Task goal: Scan the data below and pick out the lines containing the word "time".

Records for processing:
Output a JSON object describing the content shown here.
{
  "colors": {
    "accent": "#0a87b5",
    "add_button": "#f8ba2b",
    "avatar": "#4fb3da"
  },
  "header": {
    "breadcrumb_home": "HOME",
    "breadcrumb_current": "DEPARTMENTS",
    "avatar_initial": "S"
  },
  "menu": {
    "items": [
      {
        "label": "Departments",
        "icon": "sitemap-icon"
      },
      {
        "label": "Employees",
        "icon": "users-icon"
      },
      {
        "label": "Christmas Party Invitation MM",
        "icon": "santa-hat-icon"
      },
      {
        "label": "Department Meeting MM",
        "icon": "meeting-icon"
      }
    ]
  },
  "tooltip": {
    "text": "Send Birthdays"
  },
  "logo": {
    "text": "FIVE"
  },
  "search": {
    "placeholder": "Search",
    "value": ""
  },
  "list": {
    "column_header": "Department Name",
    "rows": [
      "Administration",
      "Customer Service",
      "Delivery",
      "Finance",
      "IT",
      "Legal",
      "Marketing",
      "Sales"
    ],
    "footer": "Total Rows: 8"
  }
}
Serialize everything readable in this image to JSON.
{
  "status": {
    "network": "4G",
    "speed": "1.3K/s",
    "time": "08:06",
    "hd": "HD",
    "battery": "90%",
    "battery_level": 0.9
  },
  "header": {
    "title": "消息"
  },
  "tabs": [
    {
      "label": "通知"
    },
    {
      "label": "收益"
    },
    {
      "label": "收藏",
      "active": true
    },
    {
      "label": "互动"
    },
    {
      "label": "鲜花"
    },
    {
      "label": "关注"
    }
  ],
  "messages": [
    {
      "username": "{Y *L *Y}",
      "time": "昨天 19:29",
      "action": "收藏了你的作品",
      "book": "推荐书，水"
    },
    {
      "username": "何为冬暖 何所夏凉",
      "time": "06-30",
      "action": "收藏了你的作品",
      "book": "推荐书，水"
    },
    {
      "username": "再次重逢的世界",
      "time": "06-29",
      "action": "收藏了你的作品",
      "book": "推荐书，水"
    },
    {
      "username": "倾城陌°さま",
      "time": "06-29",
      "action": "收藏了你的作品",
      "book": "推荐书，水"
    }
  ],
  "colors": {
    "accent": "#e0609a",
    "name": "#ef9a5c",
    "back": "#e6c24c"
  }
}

Solution for this exercise:
    "time": "08:06",
      "time": "昨天 19:29",
      "time": "06-30",
      "time": "06-29",
      "time": "06-29",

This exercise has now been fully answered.